Task requirements: Every record here should be printed again exactly.

(Figure record listings)
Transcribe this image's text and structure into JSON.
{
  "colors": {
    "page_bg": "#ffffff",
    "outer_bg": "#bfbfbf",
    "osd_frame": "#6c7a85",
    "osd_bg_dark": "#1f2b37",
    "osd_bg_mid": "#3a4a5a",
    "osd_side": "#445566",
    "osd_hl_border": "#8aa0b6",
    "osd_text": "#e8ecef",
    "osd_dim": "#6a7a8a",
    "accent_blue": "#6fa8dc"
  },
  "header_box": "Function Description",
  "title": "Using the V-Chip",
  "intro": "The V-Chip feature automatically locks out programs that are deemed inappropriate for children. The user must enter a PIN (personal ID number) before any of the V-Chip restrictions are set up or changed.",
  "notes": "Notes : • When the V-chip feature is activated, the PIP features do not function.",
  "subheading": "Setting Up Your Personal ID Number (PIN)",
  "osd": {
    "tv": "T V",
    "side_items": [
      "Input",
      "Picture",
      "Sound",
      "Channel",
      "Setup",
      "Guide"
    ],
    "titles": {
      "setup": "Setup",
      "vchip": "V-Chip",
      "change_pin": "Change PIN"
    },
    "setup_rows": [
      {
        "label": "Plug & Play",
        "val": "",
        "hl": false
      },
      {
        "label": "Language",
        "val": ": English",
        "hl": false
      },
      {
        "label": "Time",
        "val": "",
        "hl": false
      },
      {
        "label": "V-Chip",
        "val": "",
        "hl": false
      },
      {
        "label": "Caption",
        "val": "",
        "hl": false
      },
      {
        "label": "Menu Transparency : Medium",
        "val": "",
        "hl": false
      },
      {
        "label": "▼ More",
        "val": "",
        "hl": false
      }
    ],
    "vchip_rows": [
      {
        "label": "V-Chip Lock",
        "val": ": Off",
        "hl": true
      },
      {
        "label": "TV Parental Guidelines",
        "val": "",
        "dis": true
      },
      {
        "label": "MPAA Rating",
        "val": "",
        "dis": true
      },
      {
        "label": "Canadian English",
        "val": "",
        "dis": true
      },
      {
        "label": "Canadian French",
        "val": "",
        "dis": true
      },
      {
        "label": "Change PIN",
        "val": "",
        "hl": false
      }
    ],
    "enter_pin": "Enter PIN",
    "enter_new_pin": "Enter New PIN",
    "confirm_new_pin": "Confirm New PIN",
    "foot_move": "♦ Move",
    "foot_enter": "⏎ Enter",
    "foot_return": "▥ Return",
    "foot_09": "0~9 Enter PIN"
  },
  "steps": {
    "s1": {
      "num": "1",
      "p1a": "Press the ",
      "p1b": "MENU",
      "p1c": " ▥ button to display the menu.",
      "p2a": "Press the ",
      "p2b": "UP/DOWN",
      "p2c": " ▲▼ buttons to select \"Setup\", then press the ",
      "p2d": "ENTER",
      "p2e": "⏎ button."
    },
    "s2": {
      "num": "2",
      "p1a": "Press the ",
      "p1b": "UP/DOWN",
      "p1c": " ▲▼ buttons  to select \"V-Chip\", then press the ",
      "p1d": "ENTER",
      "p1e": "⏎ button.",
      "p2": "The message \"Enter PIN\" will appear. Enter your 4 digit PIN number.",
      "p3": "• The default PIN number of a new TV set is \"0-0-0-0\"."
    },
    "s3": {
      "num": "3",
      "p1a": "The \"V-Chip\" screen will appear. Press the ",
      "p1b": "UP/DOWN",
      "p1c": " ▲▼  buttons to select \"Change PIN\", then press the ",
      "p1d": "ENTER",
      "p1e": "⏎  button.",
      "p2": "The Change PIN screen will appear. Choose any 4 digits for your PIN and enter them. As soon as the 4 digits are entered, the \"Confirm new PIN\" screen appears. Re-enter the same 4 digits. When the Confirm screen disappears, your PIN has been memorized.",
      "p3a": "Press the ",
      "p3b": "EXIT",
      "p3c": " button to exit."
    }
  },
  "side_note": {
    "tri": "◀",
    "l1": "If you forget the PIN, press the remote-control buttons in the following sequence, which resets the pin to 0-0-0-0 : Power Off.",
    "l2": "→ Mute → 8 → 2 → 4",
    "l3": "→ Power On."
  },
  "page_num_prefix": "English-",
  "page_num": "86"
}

Task solution:
Transcribe this image's text and structure into JSON.
{
  "colors": {
    "page_bg": "#ffffff",
    "outer_bg": "#bfbfbf",
    "osd_frame": "#6c7a85",
    "osd_bg_dark": "#1f2b37",
    "osd_bg_mid": "#3a4a5a",
    "osd_side": "#445566",
    "osd_hl_border": "#8aa0b6",
    "osd_text": "#e8ecef",
    "osd_dim": "#6a7a8a",
    "accent_blue": "#6fa8dc"
  },
  "header_box": "Function Description",
  "title": "Using the V-Chip",
  "intro": "The V-Chip feature automatically locks out programs that are deemed inappropriate for children. The user must enter a PIN (personal ID number) before any of the V-Chip restrictions are set up or changed.",
  "notes": "Notes : • When the V-chip feature is activated, the PIP features do not function.",
  "subheading": "Setting Up Your Personal ID Number (PIN)",
  "osd": {
    "tv": "T V",
    "side_items": [
      "Input",
      "Picture",
      "Sound",
      "Channel",
      "Setup",
      "Guide"
    ],
    "titles": {
      "setup": "Setup",
      "vchip": "V-Chip",
      "change_pin": "Change PIN"
    },
    "setup_rows": [
      {
        "label": "Plug & Play",
        "val": "",
        "hl": false
      },
      {
        "label": "Language",
        "val": ": English",
        "hl": false
      },
      {
        "label": "Time",
        "val": "",
        "hl": false
      },
      {
        "label": "V-Chip",
        "val": "",
        "hl": false
      },
      {
        "label": "Caption",
        "val": "",
        "hl": false
      },
      {
        "label": "Menu Transparency : Medium",
        "val": "",
        "hl": false
      },
      {
        "label": "▼ More",
        "val": "",
        "hl": false
      }
    ],
    "vchip_rows": [
      {
        "label": "V-Chip Lock",
        "val": ": Off",
        "hl": true
      },
      {
        "label": "TV Parental Guidelines",
        "val": "",
        "dis": true
      },
      {
        "label": "MPAA Rating",
        "val": "",
        "dis": true
      },
      {
        "label": "Canadian English",
        "val": "",
        "dis": true
      },
      {
        "label": "Canadian French",
        "val": "",
        "dis": true
      },
      {
        "label": "Change PIN",
        "val": "",
        "hl": false
      }
    ],
    "enter_pin": "Enter PIN",
    "enter_new_pin": "Enter New PIN",
    "confirm_new_pin": "Confirm New PIN",
    "foot_move": "♦ Move",
    "foot_enter": "⏎ Enter",
    "foot_return": "▥ Return",
    "foot_09": "0~9 Enter PIN"
  },
  "steps": {
    "s1": {
      "num": "1",
      "p1a": "Press the ",
      "p1b": "MENU",
      "p1c": " ▥ button to display the menu.",
      "p2a": "Press the ",
      "p2b": "UP/DOWN",
      "p2c": " ▲▼ buttons to select \"Setup\", then press the ",
      "p2d": "ENTER",
      "p2e": "⏎ button."
    },
    "s2": {
      "num": "2",
      "p1a": "Press the ",
      "p1b": "UP/DOWN",
      "p1c": " ▲▼ buttons  to select \"V-Chip\", then press the ",
      "p1d": "ENTER",
      "p1e": "⏎ button.",
      "p2": "The message \"Enter PIN\" will appear. Enter your 4 digit PIN number.",
      "p3": "• The default PIN number of a new TV set is \"0-0-0-0\"."
    },
    "s3": {
      "num": "3",
      "p1a": "The \"V-Chip\" screen will appear. Press the ",
      "p1b": "UP/DOWN",
      "p1c": " ▲▼  buttons to select \"Change PIN\", then press the ",
      "p1d": "ENTER",
      "p1e": "⏎  button.",
      "p2": "The Change PIN screen will appear. Choose any 4 digits for your PIN and enter them. As soon as the 4 digits are entered, the \"Confirm new PIN\" screen appears. Re-enter the same 4 digits. When the Confirm screen disappears, your PIN has been memorized.",
      "p3a": "Press the ",
      "p3b": "EXIT",
      "p3c": " button to exit."
    }
  },
  "side_note": {
    "tri": "◀",
    "l1": "If you forget the PIN, press the remote-control buttons in the following sequence, which resets the pin to 0-0-0-0 : Power Off.",
    "l2": "→ Mute → 8 → 2 → 4",
    "l3": "→ Power On."
  },
  "page_num_prefix": "English-",
  "page_num": "86"
}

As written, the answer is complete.